Look through the lines below and extract each one that contains "document".

··· Records shown

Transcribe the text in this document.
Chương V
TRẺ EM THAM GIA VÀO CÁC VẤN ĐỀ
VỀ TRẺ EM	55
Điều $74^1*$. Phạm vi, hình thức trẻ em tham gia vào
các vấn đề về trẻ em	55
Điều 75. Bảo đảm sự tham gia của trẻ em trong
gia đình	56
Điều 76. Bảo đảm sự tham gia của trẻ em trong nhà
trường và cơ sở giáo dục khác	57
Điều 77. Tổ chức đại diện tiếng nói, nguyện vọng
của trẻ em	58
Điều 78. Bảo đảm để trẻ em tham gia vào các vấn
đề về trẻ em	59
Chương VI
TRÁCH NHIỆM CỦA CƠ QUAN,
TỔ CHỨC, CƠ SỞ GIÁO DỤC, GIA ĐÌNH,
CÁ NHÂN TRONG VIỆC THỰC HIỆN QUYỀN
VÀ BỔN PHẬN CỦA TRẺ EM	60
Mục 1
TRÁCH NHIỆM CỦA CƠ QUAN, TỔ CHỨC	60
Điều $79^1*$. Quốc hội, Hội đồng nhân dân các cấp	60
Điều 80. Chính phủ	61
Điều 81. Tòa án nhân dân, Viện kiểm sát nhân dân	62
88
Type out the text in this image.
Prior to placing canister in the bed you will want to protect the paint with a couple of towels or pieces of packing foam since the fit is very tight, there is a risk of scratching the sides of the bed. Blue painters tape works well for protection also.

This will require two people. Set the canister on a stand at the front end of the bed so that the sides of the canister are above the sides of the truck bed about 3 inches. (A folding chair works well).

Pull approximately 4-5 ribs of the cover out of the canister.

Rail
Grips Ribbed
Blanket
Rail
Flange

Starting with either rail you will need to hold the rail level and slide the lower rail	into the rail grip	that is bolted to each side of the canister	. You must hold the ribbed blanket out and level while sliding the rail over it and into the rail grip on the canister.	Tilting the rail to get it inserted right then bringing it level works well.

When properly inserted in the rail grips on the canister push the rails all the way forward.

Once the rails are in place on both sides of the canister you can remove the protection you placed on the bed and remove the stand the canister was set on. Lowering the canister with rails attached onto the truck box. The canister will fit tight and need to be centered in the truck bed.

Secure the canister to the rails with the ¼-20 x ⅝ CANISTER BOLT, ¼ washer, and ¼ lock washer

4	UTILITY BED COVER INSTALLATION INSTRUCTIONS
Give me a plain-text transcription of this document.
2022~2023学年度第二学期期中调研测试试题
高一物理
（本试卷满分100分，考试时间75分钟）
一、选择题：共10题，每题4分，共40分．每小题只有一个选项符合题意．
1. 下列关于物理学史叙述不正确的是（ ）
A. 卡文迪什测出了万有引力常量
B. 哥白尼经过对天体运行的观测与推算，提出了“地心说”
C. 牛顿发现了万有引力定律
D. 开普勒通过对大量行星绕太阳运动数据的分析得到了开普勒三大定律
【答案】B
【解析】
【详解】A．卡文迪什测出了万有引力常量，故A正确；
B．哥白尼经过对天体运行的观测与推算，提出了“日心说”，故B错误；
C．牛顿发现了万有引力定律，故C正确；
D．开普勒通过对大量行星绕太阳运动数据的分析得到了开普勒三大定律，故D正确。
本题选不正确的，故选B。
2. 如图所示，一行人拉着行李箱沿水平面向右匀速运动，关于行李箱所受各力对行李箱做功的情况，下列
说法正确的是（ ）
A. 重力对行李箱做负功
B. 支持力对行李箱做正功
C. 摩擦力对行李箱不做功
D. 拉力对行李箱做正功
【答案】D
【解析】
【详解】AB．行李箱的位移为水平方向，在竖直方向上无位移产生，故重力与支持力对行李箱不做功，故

······

**Exercise result:**
Transcribe the text in this document.
Give me a plain-text transcription of this document.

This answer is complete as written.